Leave out the pictures and copy every record exactly.

### GIVEN DATA
-- begin --

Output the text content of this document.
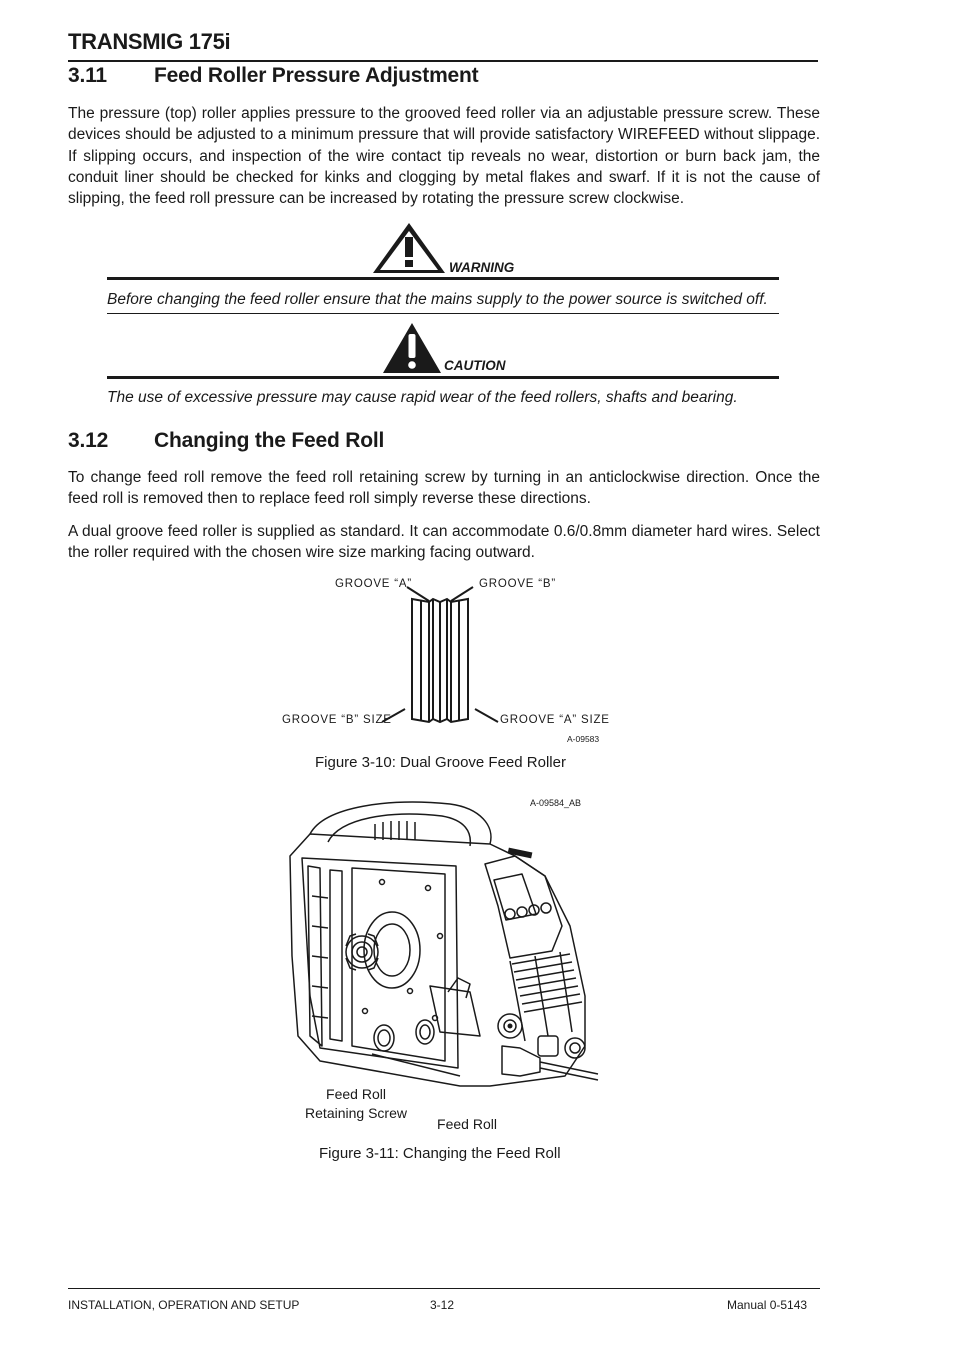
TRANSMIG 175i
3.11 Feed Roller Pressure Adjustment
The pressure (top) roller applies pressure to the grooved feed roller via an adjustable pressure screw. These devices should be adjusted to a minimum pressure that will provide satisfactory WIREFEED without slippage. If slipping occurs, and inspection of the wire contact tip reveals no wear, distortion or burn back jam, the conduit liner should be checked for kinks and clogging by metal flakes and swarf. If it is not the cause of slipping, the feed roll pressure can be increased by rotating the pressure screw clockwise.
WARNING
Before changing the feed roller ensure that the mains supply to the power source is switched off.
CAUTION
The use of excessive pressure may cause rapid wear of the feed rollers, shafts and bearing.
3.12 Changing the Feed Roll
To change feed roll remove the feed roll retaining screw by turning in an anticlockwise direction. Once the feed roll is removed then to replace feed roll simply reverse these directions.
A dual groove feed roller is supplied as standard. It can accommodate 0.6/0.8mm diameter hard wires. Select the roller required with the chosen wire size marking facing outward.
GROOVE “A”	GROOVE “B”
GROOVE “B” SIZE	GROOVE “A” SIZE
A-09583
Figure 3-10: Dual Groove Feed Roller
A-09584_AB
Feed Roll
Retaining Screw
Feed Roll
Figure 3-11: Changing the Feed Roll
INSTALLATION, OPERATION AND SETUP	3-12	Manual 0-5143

-- end --

### EXERCISE OUTPUT
Output the text content of this document.
TRANSMIG 175i
3.11 Feed Roller Pressure Adjustment
The pressure (top) roller applies pressure to the grooved feed roller via an adjustable pressure screw. These devices should be adjusted to a minimum pressure that will provide satisfactory WIREFEED without slippage. If slipping occurs, and inspection of the wire contact tip reveals no wear, distortion or burn back jam, the conduit liner should be checked for kinks and clogging by metal flakes and swarf. If it is not the cause of slipping, the feed roll pressure can be increased by rotating the pressure screw clockwise.
WARNING
Before changing the feed roller ensure that the mains supply to the power source is switched off.
CAUTION
The use of excessive pressure may cause rapid wear of the feed rollers, shafts and bearing.
3.12 Changing the Feed Roll
To change feed roll remove the feed roll retaining screw by turning in an anticlockwise direction. Once the feed roll is removed then to replace feed roll simply reverse these directions.
A dual groove feed roller is supplied as standard. It can accommodate 0.6/0.8mm diameter hard wires. Select the roller required with the chosen wire size marking facing outward.
GROOVE “A”	GROOVE “B”
GROOVE “B” SIZE	GROOVE “A” SIZE
A-09583
Figure 3-10: Dual Groove Feed Roller
A-09584_AB
Feed Roll
Retaining Screw
Feed Roll
Figure 3-11: Changing the Feed Roll
INSTALLATION, OPERATION AND SETUP	3-12	Manual 0-5143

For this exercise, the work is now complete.